▼

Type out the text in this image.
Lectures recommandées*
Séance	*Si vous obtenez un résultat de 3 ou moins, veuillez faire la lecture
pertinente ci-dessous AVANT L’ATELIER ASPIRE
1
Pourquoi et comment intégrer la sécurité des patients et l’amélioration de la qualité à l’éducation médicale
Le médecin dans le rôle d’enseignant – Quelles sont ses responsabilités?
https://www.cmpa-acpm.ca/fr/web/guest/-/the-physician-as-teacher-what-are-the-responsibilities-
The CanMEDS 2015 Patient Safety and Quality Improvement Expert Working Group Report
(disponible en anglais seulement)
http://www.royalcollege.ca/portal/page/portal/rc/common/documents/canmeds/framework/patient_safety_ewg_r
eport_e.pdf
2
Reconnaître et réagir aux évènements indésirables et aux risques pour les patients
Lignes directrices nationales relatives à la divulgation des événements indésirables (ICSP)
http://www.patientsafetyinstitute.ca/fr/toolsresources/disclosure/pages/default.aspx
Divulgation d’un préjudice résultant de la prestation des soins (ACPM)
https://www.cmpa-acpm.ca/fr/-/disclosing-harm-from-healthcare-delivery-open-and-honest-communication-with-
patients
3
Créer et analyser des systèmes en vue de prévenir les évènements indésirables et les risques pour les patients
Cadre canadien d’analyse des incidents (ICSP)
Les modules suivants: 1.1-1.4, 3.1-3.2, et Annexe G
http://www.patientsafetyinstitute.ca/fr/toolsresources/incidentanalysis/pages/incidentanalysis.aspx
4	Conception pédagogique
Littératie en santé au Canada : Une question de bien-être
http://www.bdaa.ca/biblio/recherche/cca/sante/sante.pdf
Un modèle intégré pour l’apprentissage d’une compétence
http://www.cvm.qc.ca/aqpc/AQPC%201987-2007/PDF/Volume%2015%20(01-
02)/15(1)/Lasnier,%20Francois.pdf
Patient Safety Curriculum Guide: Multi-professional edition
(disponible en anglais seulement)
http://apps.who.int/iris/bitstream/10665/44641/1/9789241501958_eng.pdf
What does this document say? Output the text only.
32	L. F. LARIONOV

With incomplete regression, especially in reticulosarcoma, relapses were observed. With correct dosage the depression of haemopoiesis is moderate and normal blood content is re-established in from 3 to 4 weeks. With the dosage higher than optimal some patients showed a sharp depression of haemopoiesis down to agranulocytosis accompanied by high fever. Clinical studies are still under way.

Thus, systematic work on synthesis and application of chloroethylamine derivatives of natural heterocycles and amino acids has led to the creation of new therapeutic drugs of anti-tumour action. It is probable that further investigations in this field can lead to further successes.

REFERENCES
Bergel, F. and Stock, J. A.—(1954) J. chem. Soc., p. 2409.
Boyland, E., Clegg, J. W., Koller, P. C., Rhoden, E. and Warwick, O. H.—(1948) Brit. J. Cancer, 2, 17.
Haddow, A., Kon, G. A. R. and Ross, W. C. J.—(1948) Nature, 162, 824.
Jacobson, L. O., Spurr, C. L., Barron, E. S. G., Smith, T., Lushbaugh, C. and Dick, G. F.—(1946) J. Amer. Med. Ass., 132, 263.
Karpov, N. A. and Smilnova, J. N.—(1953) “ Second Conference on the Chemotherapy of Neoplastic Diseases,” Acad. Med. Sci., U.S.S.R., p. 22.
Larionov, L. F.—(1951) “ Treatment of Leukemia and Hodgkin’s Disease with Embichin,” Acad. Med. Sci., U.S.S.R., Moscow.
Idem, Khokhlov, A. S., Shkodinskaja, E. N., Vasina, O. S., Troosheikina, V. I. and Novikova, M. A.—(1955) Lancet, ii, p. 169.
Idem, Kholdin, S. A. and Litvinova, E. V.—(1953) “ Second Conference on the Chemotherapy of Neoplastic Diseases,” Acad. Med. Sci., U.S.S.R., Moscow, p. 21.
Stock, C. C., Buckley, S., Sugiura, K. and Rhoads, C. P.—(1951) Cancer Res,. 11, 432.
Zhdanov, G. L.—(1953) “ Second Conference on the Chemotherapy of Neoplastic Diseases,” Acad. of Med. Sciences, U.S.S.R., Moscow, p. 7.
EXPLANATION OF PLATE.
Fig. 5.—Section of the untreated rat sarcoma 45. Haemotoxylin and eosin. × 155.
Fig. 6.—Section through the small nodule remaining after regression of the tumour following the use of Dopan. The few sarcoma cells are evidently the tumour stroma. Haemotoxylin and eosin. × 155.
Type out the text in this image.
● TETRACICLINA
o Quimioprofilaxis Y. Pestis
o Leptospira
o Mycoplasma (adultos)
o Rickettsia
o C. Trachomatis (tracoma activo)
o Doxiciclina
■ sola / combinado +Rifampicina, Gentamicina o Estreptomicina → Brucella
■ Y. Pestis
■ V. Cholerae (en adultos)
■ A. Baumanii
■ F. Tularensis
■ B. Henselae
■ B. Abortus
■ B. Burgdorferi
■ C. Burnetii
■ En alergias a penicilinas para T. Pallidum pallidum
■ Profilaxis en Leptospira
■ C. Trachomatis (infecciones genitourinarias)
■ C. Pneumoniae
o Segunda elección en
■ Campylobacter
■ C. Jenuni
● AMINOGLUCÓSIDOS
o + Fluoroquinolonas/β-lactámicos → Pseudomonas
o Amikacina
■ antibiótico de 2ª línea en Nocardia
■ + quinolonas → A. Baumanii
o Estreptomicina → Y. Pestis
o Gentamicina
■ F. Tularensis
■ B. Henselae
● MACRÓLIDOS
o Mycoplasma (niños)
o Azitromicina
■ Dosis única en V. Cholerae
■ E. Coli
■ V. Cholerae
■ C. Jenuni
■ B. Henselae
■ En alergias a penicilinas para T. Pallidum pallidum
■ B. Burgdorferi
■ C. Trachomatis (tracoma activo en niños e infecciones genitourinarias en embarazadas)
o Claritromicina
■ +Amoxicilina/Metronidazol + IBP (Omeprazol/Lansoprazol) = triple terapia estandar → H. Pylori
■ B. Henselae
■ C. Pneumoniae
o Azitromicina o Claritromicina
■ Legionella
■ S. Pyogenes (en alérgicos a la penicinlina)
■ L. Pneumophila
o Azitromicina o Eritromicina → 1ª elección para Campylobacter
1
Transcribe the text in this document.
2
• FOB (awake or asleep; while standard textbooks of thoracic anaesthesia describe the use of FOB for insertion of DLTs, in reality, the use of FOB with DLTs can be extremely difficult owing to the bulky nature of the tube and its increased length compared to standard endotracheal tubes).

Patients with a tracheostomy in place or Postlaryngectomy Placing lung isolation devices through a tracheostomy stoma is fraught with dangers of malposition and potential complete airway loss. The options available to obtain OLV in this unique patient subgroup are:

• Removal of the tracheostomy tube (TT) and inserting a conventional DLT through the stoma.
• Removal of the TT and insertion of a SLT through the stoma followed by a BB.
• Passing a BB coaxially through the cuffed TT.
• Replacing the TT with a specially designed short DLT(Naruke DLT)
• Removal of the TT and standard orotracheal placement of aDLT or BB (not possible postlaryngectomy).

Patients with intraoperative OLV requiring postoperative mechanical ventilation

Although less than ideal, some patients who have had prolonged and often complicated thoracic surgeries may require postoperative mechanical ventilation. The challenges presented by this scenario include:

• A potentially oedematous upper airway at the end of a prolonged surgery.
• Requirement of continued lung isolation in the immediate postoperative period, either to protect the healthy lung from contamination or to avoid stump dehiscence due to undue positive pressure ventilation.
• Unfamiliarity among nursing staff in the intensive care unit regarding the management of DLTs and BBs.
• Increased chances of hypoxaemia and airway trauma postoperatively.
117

▲

**PROBLEM STATEMENT**
Scan the listing for the string "prolonged" and copy every line that carries it.

**RESPONSE TO THE TASK**
Although less than ideal, some patients who have had prolonged and often complicated thoracic surgeries may require postoperative mechanical ventilation. The challenges presented by this scenario include:
• A potentially oedematous upper airway at the end of a prolonged surgery.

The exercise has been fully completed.